The problem: Look through the data below and say how many of its lines contain "zink", adding nothing else.

Given records:
◇ ◇ ◇

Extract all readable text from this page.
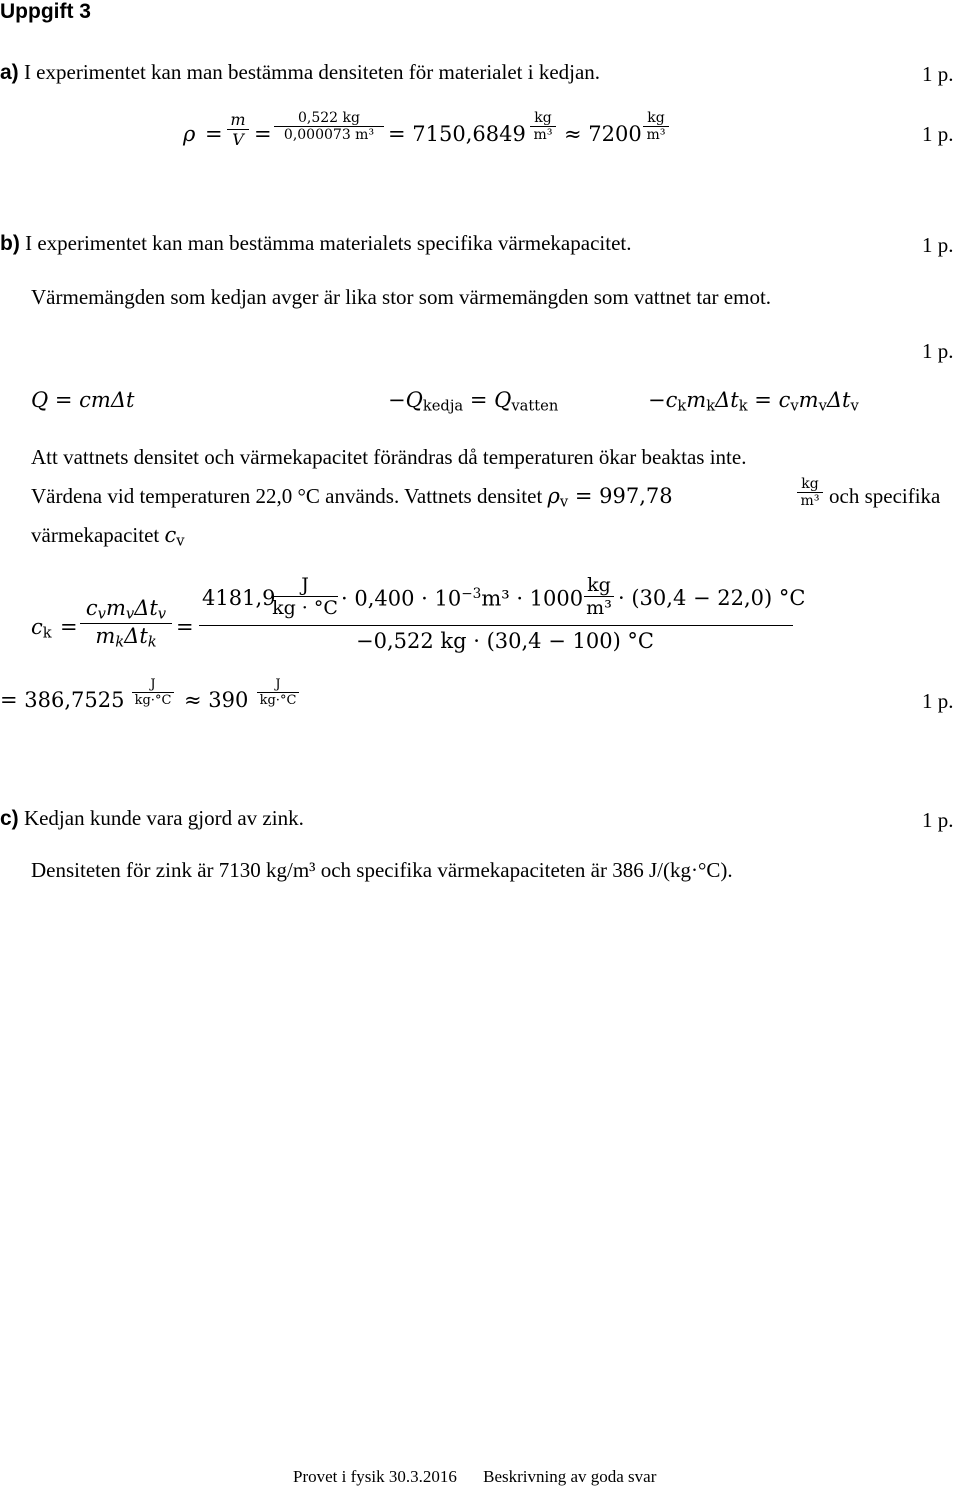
Uppgift 3
a) I experimentet kan man bestämma densiteten för materialet i kedjan.	1 p.
ρ =
m
V =
0,522 kg
0,000073 m³ = 7150,6849
kg
m³ ≈ 7200
kg
m³	1 p.
b) I experimentet kan man bestämma materialets specifika värmekapacitet.	1 p.
Värmemängden som kedjan avger är lika stor som värmemängden som vattnet tar emot.
1 p.
Q = cmΔt	$-Q_{kedja} = Q_{vatten}$	$-c_km_k\Delta t_k = c_vm_v\Delta t_v$
Att vattnets densitet och värmekapacitet förändras då temperaturen ökar beaktas inte.
Värdena vid temperaturen 22,0 °C används. Vattnets densitet $\rho_v = 997,78$	kg
m³ och specifika
värmekapacitet $c_v$
$c_k$ =
$c_vm_v\Delta t_v$
$m_k\Delta t_k$
=
4181,9
J
kg · $^\circ C \cdot 0,400 \cdot 10^{-3}m^3 \cdot 1000$
kg
m³ · (30,4 − 22,0) °C
−0,522 kg · (30,4 − 100) °C
= 386,7525
J
kg·°C ≈ 390
J
kg·°C	1 p.
c) Kedjan kunde vara gjord av zink.	1 p.
Densiteten för zink är 7130 kg/m³ och specifika värmekapaciteten är 386 J/(kg·°C).
Provet i fysik 30.3.2016 Beskrivning av goda svar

◇ ◇ ◇

Exercise solution: 2